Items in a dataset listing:
▬▬▬▬▬▬

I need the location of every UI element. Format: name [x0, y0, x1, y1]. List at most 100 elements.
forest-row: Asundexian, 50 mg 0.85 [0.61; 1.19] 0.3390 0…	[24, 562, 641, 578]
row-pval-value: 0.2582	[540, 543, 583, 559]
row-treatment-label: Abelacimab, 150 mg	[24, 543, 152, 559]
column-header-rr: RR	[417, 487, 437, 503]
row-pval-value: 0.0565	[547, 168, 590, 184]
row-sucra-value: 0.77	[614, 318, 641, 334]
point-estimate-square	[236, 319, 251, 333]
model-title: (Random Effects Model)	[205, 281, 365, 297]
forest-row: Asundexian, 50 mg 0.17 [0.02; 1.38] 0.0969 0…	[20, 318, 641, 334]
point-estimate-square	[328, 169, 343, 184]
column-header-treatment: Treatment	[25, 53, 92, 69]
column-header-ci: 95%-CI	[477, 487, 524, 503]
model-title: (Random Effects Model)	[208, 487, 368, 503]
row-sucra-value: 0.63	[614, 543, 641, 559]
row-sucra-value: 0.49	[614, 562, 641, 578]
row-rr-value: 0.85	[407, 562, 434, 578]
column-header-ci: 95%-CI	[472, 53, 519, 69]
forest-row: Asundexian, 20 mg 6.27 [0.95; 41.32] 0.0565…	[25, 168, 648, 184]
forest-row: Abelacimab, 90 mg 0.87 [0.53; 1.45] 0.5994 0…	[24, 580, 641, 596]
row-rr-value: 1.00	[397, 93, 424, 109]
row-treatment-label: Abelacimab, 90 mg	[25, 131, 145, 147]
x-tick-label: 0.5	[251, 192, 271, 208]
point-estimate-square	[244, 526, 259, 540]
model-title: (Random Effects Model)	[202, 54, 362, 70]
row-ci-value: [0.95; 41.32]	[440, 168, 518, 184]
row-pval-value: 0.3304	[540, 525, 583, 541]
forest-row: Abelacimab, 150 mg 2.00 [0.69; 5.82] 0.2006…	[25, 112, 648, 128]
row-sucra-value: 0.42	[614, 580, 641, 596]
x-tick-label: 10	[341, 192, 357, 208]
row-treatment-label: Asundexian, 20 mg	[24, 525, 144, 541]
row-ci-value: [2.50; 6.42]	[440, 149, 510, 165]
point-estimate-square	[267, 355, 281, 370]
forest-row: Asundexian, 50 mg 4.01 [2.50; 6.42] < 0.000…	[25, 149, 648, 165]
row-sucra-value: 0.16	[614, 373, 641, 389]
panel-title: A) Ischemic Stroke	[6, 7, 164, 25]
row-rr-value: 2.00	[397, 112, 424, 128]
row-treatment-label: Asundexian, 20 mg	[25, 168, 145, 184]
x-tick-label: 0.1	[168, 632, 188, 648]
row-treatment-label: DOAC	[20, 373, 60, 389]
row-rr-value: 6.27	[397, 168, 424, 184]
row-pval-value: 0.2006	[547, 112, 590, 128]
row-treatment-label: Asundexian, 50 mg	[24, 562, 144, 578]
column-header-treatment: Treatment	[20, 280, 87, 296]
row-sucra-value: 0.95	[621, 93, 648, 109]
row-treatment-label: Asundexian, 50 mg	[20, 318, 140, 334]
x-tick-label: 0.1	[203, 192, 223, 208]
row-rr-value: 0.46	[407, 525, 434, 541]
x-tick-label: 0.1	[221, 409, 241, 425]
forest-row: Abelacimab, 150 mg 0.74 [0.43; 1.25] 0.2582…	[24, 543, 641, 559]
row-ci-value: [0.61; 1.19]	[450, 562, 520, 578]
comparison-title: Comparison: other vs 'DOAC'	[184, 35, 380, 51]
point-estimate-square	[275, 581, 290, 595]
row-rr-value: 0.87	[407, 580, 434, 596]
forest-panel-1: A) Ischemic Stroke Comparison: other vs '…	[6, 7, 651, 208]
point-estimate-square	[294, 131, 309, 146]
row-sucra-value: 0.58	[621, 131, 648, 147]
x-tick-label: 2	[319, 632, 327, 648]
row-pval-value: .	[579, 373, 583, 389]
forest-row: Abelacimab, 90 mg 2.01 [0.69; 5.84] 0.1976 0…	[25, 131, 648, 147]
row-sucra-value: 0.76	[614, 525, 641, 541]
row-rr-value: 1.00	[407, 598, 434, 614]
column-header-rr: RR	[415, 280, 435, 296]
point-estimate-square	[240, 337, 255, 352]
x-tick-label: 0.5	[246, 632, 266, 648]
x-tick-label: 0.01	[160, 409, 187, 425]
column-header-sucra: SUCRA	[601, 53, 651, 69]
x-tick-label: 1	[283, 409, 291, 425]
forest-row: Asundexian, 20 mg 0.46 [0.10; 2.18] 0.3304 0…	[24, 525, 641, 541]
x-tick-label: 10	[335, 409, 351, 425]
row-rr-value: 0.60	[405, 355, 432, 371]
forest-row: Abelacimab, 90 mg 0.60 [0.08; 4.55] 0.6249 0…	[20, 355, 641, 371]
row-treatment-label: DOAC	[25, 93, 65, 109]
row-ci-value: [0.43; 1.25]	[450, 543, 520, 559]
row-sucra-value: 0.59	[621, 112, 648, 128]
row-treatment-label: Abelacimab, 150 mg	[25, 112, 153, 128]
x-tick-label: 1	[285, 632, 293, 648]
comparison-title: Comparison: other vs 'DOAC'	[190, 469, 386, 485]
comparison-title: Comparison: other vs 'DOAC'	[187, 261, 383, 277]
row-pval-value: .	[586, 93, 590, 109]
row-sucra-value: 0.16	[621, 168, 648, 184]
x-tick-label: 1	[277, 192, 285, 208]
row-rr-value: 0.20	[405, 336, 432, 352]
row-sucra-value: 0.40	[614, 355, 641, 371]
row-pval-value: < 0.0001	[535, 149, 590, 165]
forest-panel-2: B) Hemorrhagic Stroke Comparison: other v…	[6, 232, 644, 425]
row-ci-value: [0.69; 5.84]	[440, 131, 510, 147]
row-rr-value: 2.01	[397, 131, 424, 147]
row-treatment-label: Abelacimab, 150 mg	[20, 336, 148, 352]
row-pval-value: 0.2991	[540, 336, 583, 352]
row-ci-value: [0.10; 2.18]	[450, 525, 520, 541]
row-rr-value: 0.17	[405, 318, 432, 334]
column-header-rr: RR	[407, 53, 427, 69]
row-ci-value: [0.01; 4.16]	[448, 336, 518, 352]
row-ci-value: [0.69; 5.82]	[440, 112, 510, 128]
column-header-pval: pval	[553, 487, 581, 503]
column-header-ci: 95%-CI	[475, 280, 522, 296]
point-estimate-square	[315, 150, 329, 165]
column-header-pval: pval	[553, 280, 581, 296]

▬▬▬▬▬▬

## TASK REQUIREMENTS:
Quote each line of the listing above verbatim, with no changes.

## TASK OUTPUT:
I need the location of every UI element. Format: name [x0, y0, x1, y1]. List at most 100 elements.
forest-row: Asundexian, 50 mg 0.85 [0.61; 1.19] 0.3390 0…	[24, 562, 641, 578]
row-pval-value: 0.2582	[540, 543, 583, 559]
row-treatment-label: Abelacimab, 150 mg	[24, 543, 152, 559]
column-header-rr: RR	[417, 487, 437, 503]
row-pval-value: 0.0565	[547, 168, 590, 184]
row-sucra-value: 0.77	[614, 318, 641, 334]
point-estimate-square	[236, 319, 251, 333]
model-title: (Random Effects Model)	[205, 281, 365, 297]
forest-row: Asundexian, 50 mg 0.17 [0.02; 1.38] 0.0969 0…	[20, 318, 641, 334]
point-estimate-square	[328, 169, 343, 184]
column-header-treatment: Treatment	[25, 53, 92, 69]
column-header-ci: 95%-CI	[477, 487, 524, 503]
model-title: (Random Effects Model)	[208, 487, 368, 503]
row-sucra-value: 0.63	[614, 543, 641, 559]
row-sucra-value: 0.49	[614, 562, 641, 578]
row-rr-value: 0.85	[407, 562, 434, 578]
column-header-ci: 95%-CI	[472, 53, 519, 69]
forest-row: Asundexian, 20 mg 6.27 [0.95; 41.32] 0.0565…	[25, 168, 648, 184]
forest-row: Abelacimab, 90 mg 0.87 [0.53; 1.45] 0.5994 0…	[24, 580, 641, 596]
row-rr-value: 1.00	[397, 93, 424, 109]
row-treatment-label: Abelacimab, 90 mg	[25, 131, 145, 147]
x-tick-label: 0.5	[251, 192, 271, 208]
point-estimate-square	[244, 526, 259, 540]
model-title: (Random Effects Model)	[202, 54, 362, 70]
row-ci-value: [0.95; 41.32]	[440, 168, 518, 184]
row-pval-value: 0.3304	[540, 525, 583, 541]
forest-row: Abelacimab, 150 mg 2.00 [0.69; 5.82] 0.2006…	[25, 112, 648, 128]
row-sucra-value: 0.42	[614, 580, 641, 596]
x-tick-label: 10	[341, 192, 357, 208]
row-treatment-label: Asundexian, 20 mg	[24, 525, 144, 541]
row-ci-value: [2.50; 6.42]	[440, 149, 510, 165]
point-estimate-square	[267, 355, 281, 370]
forest-row: Asundexian, 50 mg 4.01 [2.50; 6.42] < 0.000…	[25, 149, 648, 165]
row-sucra-value: 0.16	[614, 373, 641, 389]
panel-title: A) Ischemic Stroke	[6, 7, 164, 25]
row-rr-value: 2.00	[397, 112, 424, 128]
row-treatment-label: Asundexian, 20 mg	[25, 168, 145, 184]
x-tick-label: 0.1	[168, 632, 188, 648]
row-treatment-label: DOAC	[20, 373, 60, 389]
row-rr-value: 6.27	[397, 168, 424, 184]
row-pval-value: 0.2006	[547, 112, 590, 128]
row-treatment-label: Asundexian, 50 mg	[24, 562, 144, 578]
column-header-treatment: Treatment	[20, 280, 87, 296]
row-sucra-value: 0.95	[621, 93, 648, 109]
row-treatment-label: Asundexian, 50 mg	[20, 318, 140, 334]
x-tick-label: 0.1	[203, 192, 223, 208]
row-rr-value: 0.46	[407, 525, 434, 541]
x-tick-label: 0.1	[221, 409, 241, 425]
forest-row: Abelacimab, 150 mg 0.74 [0.43; 1.25] 0.2582…	[24, 543, 641, 559]
row-ci-value: [0.61; 1.19]	[450, 562, 520, 578]
comparison-title: Comparison: other vs 'DOAC'	[184, 35, 380, 51]
point-estimate-square	[275, 581, 290, 595]
row-rr-value: 0.87	[407, 580, 434, 596]
forest-panel-1: A) Ischemic Stroke Comparison: other vs '…	[6, 7, 651, 208]
point-estimate-square	[294, 131, 309, 146]
row-sucra-value: 0.58	[621, 131, 648, 147]
x-tick-label: 2	[319, 632, 327, 648]
row-pval-value: .	[579, 373, 583, 389]
forest-row: Abelacimab, 90 mg 2.01 [0.69; 5.84] 0.1976 0…	[25, 131, 648, 147]
row-sucra-value: 0.76	[614, 525, 641, 541]
row-rr-value: 1.00	[407, 598, 434, 614]
column-header-rr: RR	[415, 280, 435, 296]
point-estimate-square	[240, 337, 255, 352]
x-tick-label: 0.5	[246, 632, 266, 648]
x-tick-label: 0.01	[160, 409, 187, 425]
column-header-sucra: SUCRA	[601, 53, 651, 69]
x-tick-label: 1	[283, 409, 291, 425]
forest-row: Asundexian, 20 mg 0.46 [0.10; 2.18] 0.3304 0…	[24, 525, 641, 541]
x-tick-label: 10	[335, 409, 351, 425]
row-rr-value: 0.60	[405, 355, 432, 371]
forest-row: Abelacimab, 90 mg 0.60 [0.08; 4.55] 0.6249 0…	[20, 355, 641, 371]
row-treatment-label: DOAC	[25, 93, 65, 109]
row-ci-value: [0.43; 1.25]	[450, 543, 520, 559]
row-sucra-value: 0.59	[621, 112, 648, 128]
row-treatment-label: Abelacimab, 150 mg	[25, 112, 153, 128]
x-tick-label: 1	[285, 632, 293, 648]
comparison-title: Comparison: other vs 'DOAC'	[190, 469, 386, 485]
comparison-title: Comparison: other vs 'DOAC'	[187, 261, 383, 277]
row-pval-value: .	[586, 93, 590, 109]
row-sucra-value: 0.16	[621, 168, 648, 184]
x-tick-label: 1	[277, 192, 285, 208]
row-rr-value: 0.20	[405, 336, 432, 352]
row-sucra-value: 0.40	[614, 355, 641, 371]
row-pval-value: < 0.0001	[535, 149, 590, 165]
forest-panel-2: B) Hemorrhagic Stroke Comparison: other v…	[6, 232, 644, 425]
row-ci-value: [0.69; 5.84]	[440, 131, 510, 147]
row-rr-value: 2.01	[397, 131, 424, 147]
row-treatment-label: Abelacimab, 150 mg	[20, 336, 148, 352]
row-pval-value: 0.2991	[540, 336, 583, 352]
row-ci-value: [0.10; 2.18]	[450, 525, 520, 541]
row-rr-value: 0.17	[405, 318, 432, 334]
column-header-rr: RR	[407, 53, 427, 69]
row-ci-value: [0.01; 4.16]	[448, 336, 518, 352]
row-ci-value: [0.69; 5.82]	[440, 112, 510, 128]
column-header-pval: pval	[553, 487, 581, 503]
column-header-ci: 95%-CI	[475, 280, 522, 296]
point-estimate-square	[315, 150, 329, 165]
column-header-pval: pval	[553, 280, 581, 296]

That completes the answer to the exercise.